▸ **WORK TASK**: Images excluded, return every record exactly as it reads.

▸ **DATA TO EXAMINE**:
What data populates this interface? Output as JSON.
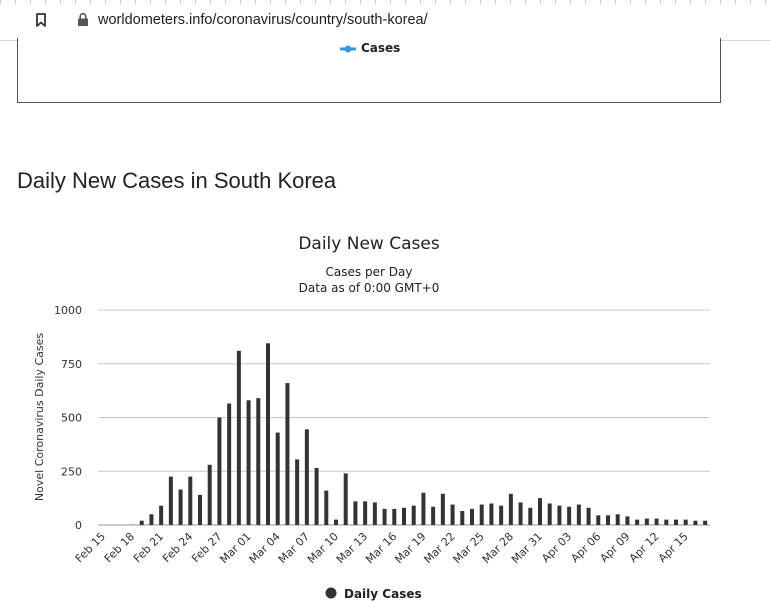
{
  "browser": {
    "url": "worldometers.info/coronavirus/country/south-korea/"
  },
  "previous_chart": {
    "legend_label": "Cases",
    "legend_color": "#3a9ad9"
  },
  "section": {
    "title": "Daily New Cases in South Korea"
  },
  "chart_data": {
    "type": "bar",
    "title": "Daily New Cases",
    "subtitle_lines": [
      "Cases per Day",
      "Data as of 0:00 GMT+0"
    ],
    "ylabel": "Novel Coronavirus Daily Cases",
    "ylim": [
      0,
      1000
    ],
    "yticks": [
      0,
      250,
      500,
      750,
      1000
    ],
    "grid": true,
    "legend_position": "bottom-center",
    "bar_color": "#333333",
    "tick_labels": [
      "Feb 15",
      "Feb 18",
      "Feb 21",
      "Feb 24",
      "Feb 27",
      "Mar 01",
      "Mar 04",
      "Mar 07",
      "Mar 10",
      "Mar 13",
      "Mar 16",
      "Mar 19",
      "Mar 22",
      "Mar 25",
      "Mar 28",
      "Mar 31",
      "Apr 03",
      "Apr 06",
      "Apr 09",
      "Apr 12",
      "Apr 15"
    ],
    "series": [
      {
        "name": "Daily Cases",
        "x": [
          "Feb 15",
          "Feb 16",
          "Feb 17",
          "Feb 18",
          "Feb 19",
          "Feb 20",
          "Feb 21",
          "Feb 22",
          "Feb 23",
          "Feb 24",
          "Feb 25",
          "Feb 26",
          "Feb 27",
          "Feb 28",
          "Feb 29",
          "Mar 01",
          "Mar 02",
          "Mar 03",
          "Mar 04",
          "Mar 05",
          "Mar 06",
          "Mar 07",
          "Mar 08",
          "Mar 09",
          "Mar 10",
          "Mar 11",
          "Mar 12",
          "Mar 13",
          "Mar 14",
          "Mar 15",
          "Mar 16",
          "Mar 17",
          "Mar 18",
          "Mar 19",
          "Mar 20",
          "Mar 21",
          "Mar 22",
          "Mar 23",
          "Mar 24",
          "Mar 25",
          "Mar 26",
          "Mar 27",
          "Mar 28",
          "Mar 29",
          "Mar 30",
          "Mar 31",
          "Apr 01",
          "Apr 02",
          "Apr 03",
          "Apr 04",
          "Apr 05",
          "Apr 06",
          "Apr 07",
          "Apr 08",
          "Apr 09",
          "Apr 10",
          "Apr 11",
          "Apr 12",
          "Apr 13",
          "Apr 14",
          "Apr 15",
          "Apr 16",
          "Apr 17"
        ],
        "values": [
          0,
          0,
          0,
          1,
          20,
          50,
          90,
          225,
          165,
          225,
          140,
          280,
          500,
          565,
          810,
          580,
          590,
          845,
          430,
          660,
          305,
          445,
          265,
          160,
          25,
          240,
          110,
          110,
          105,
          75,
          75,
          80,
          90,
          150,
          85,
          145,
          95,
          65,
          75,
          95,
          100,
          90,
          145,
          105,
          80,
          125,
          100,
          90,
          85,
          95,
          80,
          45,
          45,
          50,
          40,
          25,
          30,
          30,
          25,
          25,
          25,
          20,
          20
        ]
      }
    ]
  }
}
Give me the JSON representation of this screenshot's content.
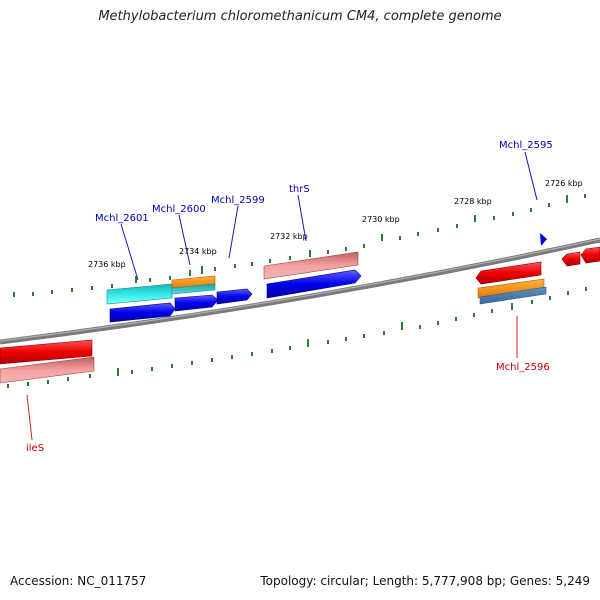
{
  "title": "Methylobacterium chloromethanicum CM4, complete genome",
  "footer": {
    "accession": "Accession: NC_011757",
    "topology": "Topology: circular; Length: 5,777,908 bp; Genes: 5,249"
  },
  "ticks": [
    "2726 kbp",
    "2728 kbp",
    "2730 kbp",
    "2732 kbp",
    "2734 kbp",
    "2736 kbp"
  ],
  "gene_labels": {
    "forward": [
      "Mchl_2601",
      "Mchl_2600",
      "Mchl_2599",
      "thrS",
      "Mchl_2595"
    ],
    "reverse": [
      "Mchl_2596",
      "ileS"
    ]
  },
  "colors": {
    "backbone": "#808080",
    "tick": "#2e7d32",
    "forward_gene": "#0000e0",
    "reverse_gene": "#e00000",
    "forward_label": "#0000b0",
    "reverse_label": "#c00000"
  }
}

▸ **RESPONSE TO THE EXERCISE**:
What data populates this interface? Output as JSON.
{
  "browser": {
    "url": "worldometers.info/coronavirus/country/south-korea/"
  },
  "previous_chart": {
    "legend_label": "Cases",
    "legend_color": "#3a9ad9"
  },
  "section": {
    "title": "Daily New Cases in South Korea"
  },
  "chart_data": {
    "type": "bar",
    "title": "Daily New Cases",
    "subtitle_lines": [
      "Cases per Day",
      "Data as of 0:00 GMT+0"
    ],
    "ylabel": "Novel Coronavirus Daily Cases",
    "ylim": [
      0,
      1000
    ],
    "yticks": [
      0,
      250,
      500,
      750,
      1000
    ],
    "grid": true,
    "legend_position": "bottom-center",
    "bar_color": "#333333",
    "tick_labels": [
      "Feb 15",
      "Feb 18",
      "Feb 21",
      "Feb 24",
      "Feb 27",
      "Mar 01",
      "Mar 04",
      "Mar 07",
      "Mar 10",
      "Mar 13",
      "Mar 16",
      "Mar 19",
      "Mar 22",
      "Mar 25",
      "Mar 28",
      "Mar 31",
      "Apr 03",
      "Apr 06",
      "Apr 09",
      "Apr 12",
      "Apr 15"
    ],
    "series": [
      {
        "name": "Daily Cases",
        "x": [
          "Feb 15",
          "Feb 16",
          "Feb 17",
          "Feb 18",
          "Feb 19",
          "Feb 20",
          "Feb 21",
          "Feb 22",
          "Feb 23",
          "Feb 24",
          "Feb 25",
          "Feb 26",
          "Feb 27",
          "Feb 28",
          "Feb 29",
          "Mar 01",
          "Mar 02",
          "Mar 03",
          "Mar 04",
          "Mar 05",
          "Mar 06",
          "Mar 07",
          "Mar 08",
          "Mar 09",
          "Mar 10",
          "Mar 11",
          "Mar 12",
          "Mar 13",
          "Mar 14",
          "Mar 15",
          "Mar 16",
          "Mar 17",
          "Mar 18",
          "Mar 19",
          "Mar 20",
          "Mar 21",
          "Mar 22",
          "Mar 23",
          "Mar 24",
          "Mar 25",
          "Mar 26",
          "Mar 27",
          "Mar 28",
          "Mar 29",
          "Mar 30",
          "Mar 31",
          "Apr 01",
          "Apr 02",
          "Apr 03",
          "Apr 04",
          "Apr 05",
          "Apr 06",
          "Apr 07",
          "Apr 08",
          "Apr 09",
          "Apr 10",
          "Apr 11",
          "Apr 12",
          "Apr 13",
          "Apr 14",
          "Apr 15",
          "Apr 16",
          "Apr 17"
        ],
        "values": [
          0,
          0,
          0,
          1,
          20,
          50,
          90,
          225,
          165,
          225,
          140,
          280,
          500,
          565,
          810,
          580,
          590,
          845,
          430,
          660,
          305,
          445,
          265,
          160,
          25,
          240,
          110,
          110,
          105,
          75,
          75,
          80,
          90,
          150,
          85,
          145,
          95,
          65,
          75,
          95,
          100,
          90,
          145,
          105,
          80,
          125,
          100,
          90,
          85,
          95,
          80,
          45,
          45,
          50,
          40,
          25,
          30,
          30,
          25,
          25,
          25,
          20,
          20
        ]
      }
    ]
  }
}
Give me the JSON representation of this screenshot's content.
{
  "title": "Methylobacterium chloromethanicum CM4, complete genome",
  "footer": {
    "accession": "Accession: NC_011757",
    "topology": "Topology: circular; Length: 5,777,908 bp; Genes: 5,249"
  },
  "ticks": [
    "2726 kbp",
    "2728 kbp",
    "2730 kbp",
    "2732 kbp",
    "2734 kbp",
    "2736 kbp"
  ],
  "gene_labels": {
    "forward": [
      "Mchl_2601",
      "Mchl_2600",
      "Mchl_2599",
      "thrS",
      "Mchl_2595"
    ],
    "reverse": [
      "Mchl_2596",
      "ileS"
    ]
  },
  "colors": {
    "backbone": "#808080",
    "tick": "#2e7d32",
    "forward_gene": "#0000e0",
    "reverse_gene": "#e00000",
    "forward_label": "#0000b0",
    "reverse_label": "#c00000"
  }
}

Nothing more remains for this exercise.